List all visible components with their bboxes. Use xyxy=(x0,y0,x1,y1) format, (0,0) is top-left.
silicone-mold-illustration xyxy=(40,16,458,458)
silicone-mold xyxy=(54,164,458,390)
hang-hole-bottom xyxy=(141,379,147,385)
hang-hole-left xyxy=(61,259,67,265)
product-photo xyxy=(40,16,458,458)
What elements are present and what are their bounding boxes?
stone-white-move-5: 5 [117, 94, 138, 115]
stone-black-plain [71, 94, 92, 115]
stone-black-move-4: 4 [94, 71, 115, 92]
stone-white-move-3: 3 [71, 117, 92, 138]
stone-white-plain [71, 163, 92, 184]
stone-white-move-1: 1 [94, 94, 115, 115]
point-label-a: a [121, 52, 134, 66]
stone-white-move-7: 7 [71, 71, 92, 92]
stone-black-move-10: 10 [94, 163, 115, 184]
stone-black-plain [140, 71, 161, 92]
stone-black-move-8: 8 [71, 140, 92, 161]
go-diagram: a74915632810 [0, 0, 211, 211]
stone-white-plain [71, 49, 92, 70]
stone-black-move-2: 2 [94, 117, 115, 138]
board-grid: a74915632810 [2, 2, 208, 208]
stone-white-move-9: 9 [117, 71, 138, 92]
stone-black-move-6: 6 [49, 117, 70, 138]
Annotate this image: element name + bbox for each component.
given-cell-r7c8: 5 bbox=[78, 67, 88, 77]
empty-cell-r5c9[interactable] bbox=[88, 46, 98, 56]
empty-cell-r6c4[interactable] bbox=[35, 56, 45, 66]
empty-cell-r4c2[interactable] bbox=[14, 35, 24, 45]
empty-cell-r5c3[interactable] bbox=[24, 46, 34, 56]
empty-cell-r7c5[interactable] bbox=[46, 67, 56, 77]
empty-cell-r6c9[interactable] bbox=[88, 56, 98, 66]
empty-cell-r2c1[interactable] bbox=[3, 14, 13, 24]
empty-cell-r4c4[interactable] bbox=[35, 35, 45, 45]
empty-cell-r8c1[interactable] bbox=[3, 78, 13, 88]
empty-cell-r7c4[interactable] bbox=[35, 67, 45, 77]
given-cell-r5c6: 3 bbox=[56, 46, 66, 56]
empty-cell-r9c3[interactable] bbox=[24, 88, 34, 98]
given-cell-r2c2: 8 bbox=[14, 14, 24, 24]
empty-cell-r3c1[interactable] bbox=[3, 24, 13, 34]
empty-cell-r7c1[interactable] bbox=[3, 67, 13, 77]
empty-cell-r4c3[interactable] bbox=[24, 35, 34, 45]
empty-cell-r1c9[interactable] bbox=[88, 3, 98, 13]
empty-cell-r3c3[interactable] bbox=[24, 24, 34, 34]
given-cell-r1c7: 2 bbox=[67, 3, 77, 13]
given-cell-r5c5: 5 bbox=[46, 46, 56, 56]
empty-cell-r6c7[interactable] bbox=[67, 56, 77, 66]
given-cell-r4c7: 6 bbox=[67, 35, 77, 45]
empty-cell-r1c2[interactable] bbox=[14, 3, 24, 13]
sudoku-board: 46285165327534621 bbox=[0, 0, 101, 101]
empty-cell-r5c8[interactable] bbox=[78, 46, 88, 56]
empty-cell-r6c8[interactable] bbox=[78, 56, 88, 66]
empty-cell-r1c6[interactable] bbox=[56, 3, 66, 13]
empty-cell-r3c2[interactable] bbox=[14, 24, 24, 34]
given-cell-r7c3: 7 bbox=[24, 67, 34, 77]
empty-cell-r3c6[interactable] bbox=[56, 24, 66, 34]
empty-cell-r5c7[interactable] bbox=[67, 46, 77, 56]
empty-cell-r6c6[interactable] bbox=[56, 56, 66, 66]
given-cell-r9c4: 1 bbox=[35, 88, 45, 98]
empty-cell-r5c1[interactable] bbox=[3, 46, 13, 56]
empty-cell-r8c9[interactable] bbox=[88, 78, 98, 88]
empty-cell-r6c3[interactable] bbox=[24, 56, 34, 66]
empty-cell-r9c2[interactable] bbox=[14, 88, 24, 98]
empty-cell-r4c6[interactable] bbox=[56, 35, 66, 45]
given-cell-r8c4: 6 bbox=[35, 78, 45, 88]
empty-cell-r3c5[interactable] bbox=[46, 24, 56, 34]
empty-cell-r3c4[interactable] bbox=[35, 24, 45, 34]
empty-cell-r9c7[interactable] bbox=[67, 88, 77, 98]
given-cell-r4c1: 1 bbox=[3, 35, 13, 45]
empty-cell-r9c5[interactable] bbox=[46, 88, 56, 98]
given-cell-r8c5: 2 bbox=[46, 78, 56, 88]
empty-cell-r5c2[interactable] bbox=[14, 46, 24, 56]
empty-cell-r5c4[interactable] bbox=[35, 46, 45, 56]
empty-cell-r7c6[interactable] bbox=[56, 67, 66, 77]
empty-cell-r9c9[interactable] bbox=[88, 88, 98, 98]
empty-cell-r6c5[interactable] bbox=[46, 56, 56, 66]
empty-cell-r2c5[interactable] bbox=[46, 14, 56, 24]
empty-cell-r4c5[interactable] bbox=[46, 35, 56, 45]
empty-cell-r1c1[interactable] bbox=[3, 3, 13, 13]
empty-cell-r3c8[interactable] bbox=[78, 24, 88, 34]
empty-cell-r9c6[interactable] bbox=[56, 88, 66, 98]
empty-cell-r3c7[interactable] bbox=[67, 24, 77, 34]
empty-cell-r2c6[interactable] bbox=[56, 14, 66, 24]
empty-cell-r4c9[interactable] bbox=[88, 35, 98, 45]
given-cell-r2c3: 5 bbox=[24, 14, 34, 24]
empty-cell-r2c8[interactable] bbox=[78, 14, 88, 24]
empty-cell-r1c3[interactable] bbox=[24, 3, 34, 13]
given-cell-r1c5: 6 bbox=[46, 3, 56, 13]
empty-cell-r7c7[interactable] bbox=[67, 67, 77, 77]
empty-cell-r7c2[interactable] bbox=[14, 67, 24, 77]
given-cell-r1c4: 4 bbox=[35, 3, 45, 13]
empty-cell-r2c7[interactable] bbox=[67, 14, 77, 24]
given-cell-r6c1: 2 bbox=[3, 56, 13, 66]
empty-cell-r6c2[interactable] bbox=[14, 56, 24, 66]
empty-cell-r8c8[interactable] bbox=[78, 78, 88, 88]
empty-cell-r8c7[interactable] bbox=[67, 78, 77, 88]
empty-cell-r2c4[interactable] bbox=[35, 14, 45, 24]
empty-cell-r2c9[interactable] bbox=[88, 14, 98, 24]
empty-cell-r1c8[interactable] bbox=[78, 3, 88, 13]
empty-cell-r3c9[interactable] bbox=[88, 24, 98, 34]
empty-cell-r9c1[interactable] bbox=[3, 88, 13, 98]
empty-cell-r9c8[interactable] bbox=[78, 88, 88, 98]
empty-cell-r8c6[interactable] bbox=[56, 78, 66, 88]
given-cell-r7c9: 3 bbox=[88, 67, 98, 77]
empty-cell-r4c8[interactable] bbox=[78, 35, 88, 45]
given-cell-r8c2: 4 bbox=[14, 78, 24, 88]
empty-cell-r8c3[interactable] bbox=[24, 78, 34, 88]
-- -- --
Reproduce the entire listing above line for line, without altering any character.

List all visible components with their bboxes. Use xyxy=(x0,y0,x1,y1) format, (0,0) is top-left.
silicone-mold-illustration xyxy=(40,16,458,458)
silicone-mold xyxy=(54,164,458,390)
hang-hole-bottom xyxy=(141,379,147,385)
hang-hole-left xyxy=(61,259,67,265)
product-photo xyxy=(40,16,458,458)
What elements are present and what are their bounding boxes?
stone-white-move-5: 5 [117, 94, 138, 115]
stone-black-plain [71, 94, 92, 115]
stone-black-move-4: 4 [94, 71, 115, 92]
stone-white-move-3: 3 [71, 117, 92, 138]
stone-white-plain [71, 163, 92, 184]
stone-white-move-1: 1 [94, 94, 115, 115]
point-label-a: a [121, 52, 134, 66]
stone-white-move-7: 7 [71, 71, 92, 92]
stone-black-move-10: 10 [94, 163, 115, 184]
stone-black-plain [140, 71, 161, 92]
stone-black-move-8: 8 [71, 140, 92, 161]
go-diagram: a74915632810 [0, 0, 211, 211]
stone-white-plain [71, 49, 92, 70]
stone-black-move-2: 2 [94, 117, 115, 138]
board-grid: a74915632810 [2, 2, 208, 208]
stone-white-move-9: 9 [117, 71, 138, 92]
stone-black-move-6: 6 [49, 117, 70, 138]
Annotate this image: element name + bbox for each component.
given-cell-r7c8: 5 bbox=[78, 67, 88, 77]
empty-cell-r5c9[interactable] bbox=[88, 46, 98, 56]
empty-cell-r6c4[interactable] bbox=[35, 56, 45, 66]
empty-cell-r4c2[interactable] bbox=[14, 35, 24, 45]
empty-cell-r5c3[interactable] bbox=[24, 46, 34, 56]
empty-cell-r7c5[interactable] bbox=[46, 67, 56, 77]
empty-cell-r6c9[interactable] bbox=[88, 56, 98, 66]
empty-cell-r2c1[interactable] bbox=[3, 14, 13, 24]
empty-cell-r4c4[interactable] bbox=[35, 35, 45, 45]
empty-cell-r8c1[interactable] bbox=[3, 78, 13, 88]
empty-cell-r7c4[interactable] bbox=[35, 67, 45, 77]
given-cell-r5c6: 3 bbox=[56, 46, 66, 56]
empty-cell-r9c3[interactable] bbox=[24, 88, 34, 98]
given-cell-r2c2: 8 bbox=[14, 14, 24, 24]
empty-cell-r3c1[interactable] bbox=[3, 24, 13, 34]
empty-cell-r7c1[interactable] bbox=[3, 67, 13, 77]
empty-cell-r4c3[interactable] bbox=[24, 35, 34, 45]
empty-cell-r1c9[interactable] bbox=[88, 3, 98, 13]
empty-cell-r3c3[interactable] bbox=[24, 24, 34, 34]
given-cell-r1c7: 2 bbox=[67, 3, 77, 13]
given-cell-r5c5: 5 bbox=[46, 46, 56, 56]
empty-cell-r6c7[interactable] bbox=[67, 56, 77, 66]
given-cell-r4c7: 6 bbox=[67, 35, 77, 45]
empty-cell-r1c2[interactable] bbox=[14, 3, 24, 13]
sudoku-board: 46285165327534621 bbox=[0, 0, 101, 101]
empty-cell-r5c8[interactable] bbox=[78, 46, 88, 56]
empty-cell-r6c8[interactable] bbox=[78, 56, 88, 66]
empty-cell-r1c6[interactable] bbox=[56, 3, 66, 13]
empty-cell-r3c2[interactable] bbox=[14, 24, 24, 34]
given-cell-r7c3: 7 bbox=[24, 67, 34, 77]
empty-cell-r3c6[interactable] bbox=[56, 24, 66, 34]
empty-cell-r5c7[interactable] bbox=[67, 46, 77, 56]
empty-cell-r6c6[interactable] bbox=[56, 56, 66, 66]
given-cell-r9c4: 1 bbox=[35, 88, 45, 98]
empty-cell-r5c1[interactable] bbox=[3, 46, 13, 56]
empty-cell-r8c9[interactable] bbox=[88, 78, 98, 88]
empty-cell-r6c3[interactable] bbox=[24, 56, 34, 66]
empty-cell-r9c2[interactable] bbox=[14, 88, 24, 98]
empty-cell-r4c6[interactable] bbox=[56, 35, 66, 45]
given-cell-r8c4: 6 bbox=[35, 78, 45, 88]
empty-cell-r3c5[interactable] bbox=[46, 24, 56, 34]
empty-cell-r3c4[interactable] bbox=[35, 24, 45, 34]
empty-cell-r9c7[interactable] bbox=[67, 88, 77, 98]
given-cell-r4c1: 1 bbox=[3, 35, 13, 45]
empty-cell-r9c5[interactable] bbox=[46, 88, 56, 98]
given-cell-r8c5: 2 bbox=[46, 78, 56, 88]
empty-cell-r5c2[interactable] bbox=[14, 46, 24, 56]
empty-cell-r5c4[interactable] bbox=[35, 46, 45, 56]
empty-cell-r7c6[interactable] bbox=[56, 67, 66, 77]
empty-cell-r9c9[interactable] bbox=[88, 88, 98, 98]
empty-cell-r6c5[interactable] bbox=[46, 56, 56, 66]
empty-cell-r2c5[interactable] bbox=[46, 14, 56, 24]
empty-cell-r4c5[interactable] bbox=[46, 35, 56, 45]
empty-cell-r1c1[interactable] bbox=[3, 3, 13, 13]
empty-cell-r3c8[interactable] bbox=[78, 24, 88, 34]
empty-cell-r9c6[interactable] bbox=[56, 88, 66, 98]
empty-cell-r3c7[interactable] bbox=[67, 24, 77, 34]
empty-cell-r2c6[interactable] bbox=[56, 14, 66, 24]
empty-cell-r4c9[interactable] bbox=[88, 35, 98, 45]
given-cell-r2c3: 5 bbox=[24, 14, 34, 24]
empty-cell-r2c8[interactable] bbox=[78, 14, 88, 24]
empty-cell-r1c3[interactable] bbox=[24, 3, 34, 13]
given-cell-r1c5: 6 bbox=[46, 3, 56, 13]
empty-cell-r7c7[interactable] bbox=[67, 67, 77, 77]
empty-cell-r7c2[interactable] bbox=[14, 67, 24, 77]
given-cell-r1c4: 4 bbox=[35, 3, 45, 13]
empty-cell-r2c7[interactable] bbox=[67, 14, 77, 24]
given-cell-r6c1: 2 bbox=[3, 56, 13, 66]
empty-cell-r6c2[interactable] bbox=[14, 56, 24, 66]
empty-cell-r8c8[interactable] bbox=[78, 78, 88, 88]
empty-cell-r8c7[interactable] bbox=[67, 78, 77, 88]
empty-cell-r2c4[interactable] bbox=[35, 14, 45, 24]
empty-cell-r2c9[interactable] bbox=[88, 14, 98, 24]
empty-cell-r1c8[interactable] bbox=[78, 3, 88, 13]
empty-cell-r3c9[interactable] bbox=[88, 24, 98, 34]
empty-cell-r9c1[interactable] bbox=[3, 88, 13, 98]
empty-cell-r9c8[interactable] bbox=[78, 88, 88, 98]
empty-cell-r8c6[interactable] bbox=[56, 78, 66, 88]
given-cell-r7c9: 3 bbox=[88, 67, 98, 77]
empty-cell-r4c8[interactable] bbox=[78, 35, 88, 45]
given-cell-r8c2: 4 bbox=[14, 78, 24, 88]
empty-cell-r8c3[interactable] bbox=[24, 78, 34, 88]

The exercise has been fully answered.